=== DATA SUPPLIED ===
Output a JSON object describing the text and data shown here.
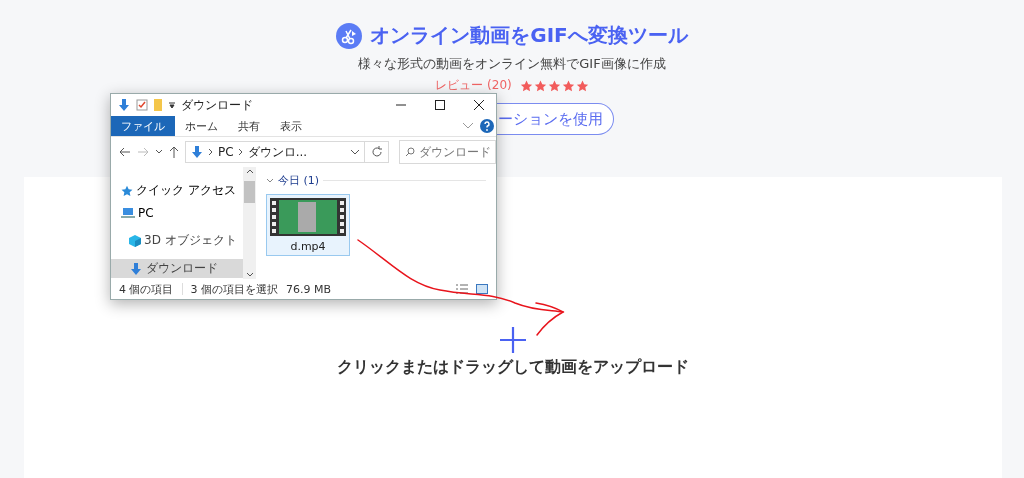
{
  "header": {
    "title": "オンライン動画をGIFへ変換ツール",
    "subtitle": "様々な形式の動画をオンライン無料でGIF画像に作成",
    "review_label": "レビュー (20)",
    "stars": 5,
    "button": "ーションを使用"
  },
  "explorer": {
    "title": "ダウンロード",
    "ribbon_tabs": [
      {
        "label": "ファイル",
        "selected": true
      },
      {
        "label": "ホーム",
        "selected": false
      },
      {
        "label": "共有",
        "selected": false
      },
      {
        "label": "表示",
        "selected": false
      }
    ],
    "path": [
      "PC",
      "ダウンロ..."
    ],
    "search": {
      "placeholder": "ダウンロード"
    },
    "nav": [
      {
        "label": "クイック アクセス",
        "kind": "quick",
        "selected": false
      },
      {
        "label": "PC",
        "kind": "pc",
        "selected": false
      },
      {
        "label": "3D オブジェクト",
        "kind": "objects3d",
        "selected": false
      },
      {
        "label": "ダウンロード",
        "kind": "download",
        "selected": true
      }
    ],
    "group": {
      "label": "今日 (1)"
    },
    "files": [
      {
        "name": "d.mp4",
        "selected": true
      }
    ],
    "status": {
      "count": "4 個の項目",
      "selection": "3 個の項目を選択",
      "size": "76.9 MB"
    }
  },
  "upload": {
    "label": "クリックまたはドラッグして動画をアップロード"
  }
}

=== REQUIREMENTS ===
Identify the lines in the entries that hold "kind" and return each one.

=== FINAL RESULT ===
        "kind": "quick",
        "kind": "pc",
        "kind": "objects3d",
        "kind": "download",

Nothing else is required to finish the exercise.